Quote, verbatim, all material below, without pictures.
— start —
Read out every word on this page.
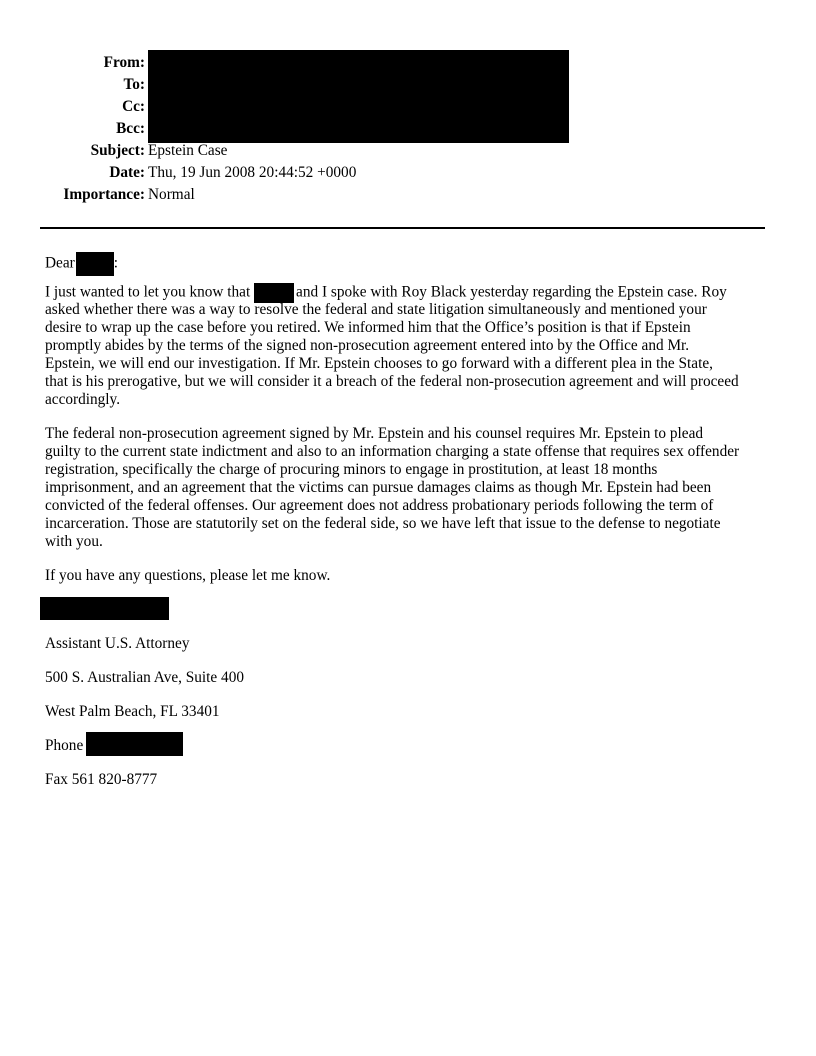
From:
To:
Cc:
Bcc:
Subject: Epstein Case
Date: Thu, 19 Jun 2008 20:44:52 +0000
Importance: Normal
Dear	:
I just wanted to let you know that	and I spoke with Roy Black yesterday regarding the Epstein case. Roy
asked whether there was a way to resolve the federal and state litigation simultaneously and mentioned your
desire to wrap up the case before you retired. We informed him that the Office’s position is that if Epstein
promptly abides by the terms of the signed non-prosecution agreement entered into by the Office and Mr.
Epstein, we will end our investigation. If Mr. Epstein chooses to go forward with a different plea in the State,
that is his prerogative, but we will consider it a breach of the federal non-prosecution agreement and will proceed
accordingly.
The federal non-prosecution agreement signed by Mr. Epstein and his counsel requires Mr. Epstein to plead
guilty to the current state indictment and also to an information charging a state offense that requires sex offender
registration, specifically the charge of procuring minors to engage in prostitution, at least 18 months
imprisonment, and an agreement that the victims can pursue damages claims as though Mr. Epstein had been
convicted of the federal offenses. Our agreement does not address probationary periods following the term of
incarceration. Those are statutorily set on the federal side, so we have left that issue to the defense to negotiate
with you.
If you have any questions, please let me know.
Assistant U.S. Attorney
500 S. Australian Ave, Suite 400
West Palm Beach, FL 33401
Phone
Fax 561 820-8777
— end —
◆ Output of the exercise:
Read out every word on this page.
From:
To:
Cc:
Bcc:
Subject: Epstein Case
Date: Thu, 19 Jun 2008 20:44:52 +0000
Importance: Normal
Dear	:
I just wanted to let you know that	and I spoke with Roy Black yesterday regarding the Epstein case. Roy
asked whether there was a way to resolve the federal and state litigation simultaneously and mentioned your
desire to wrap up the case before you retired. We informed him that the Office’s position is that if Epstein
promptly abides by the terms of the signed non-prosecution agreement entered into by the Office and Mr.
Epstein, we will end our investigation. If Mr. Epstein chooses to go forward with a different plea in the State,
that is his prerogative, but we will consider it a breach of the federal non-prosecution agreement and will proceed
accordingly.
The federal non-prosecution agreement signed by Mr. Epstein and his counsel requires Mr. Epstein to plead
guilty to the current state indictment and also to an information charging a state offense that requires sex offender
registration, specifically the charge of procuring minors to engage in prostitution, at least 18 months
imprisonment, and an agreement that the victims can pursue damages claims as though Mr. Epstein had been
convicted of the federal offenses. Our agreement does not address probationary periods following the term of
incarceration. Those are statutorily set on the federal side, so we have left that issue to the defense to negotiate
with you.
If you have any questions, please let me know.
Assistant U.S. Attorney
500 S. Australian Ave, Suite 400
West Palm Beach, FL 33401
Phone
Fax 561 820-8777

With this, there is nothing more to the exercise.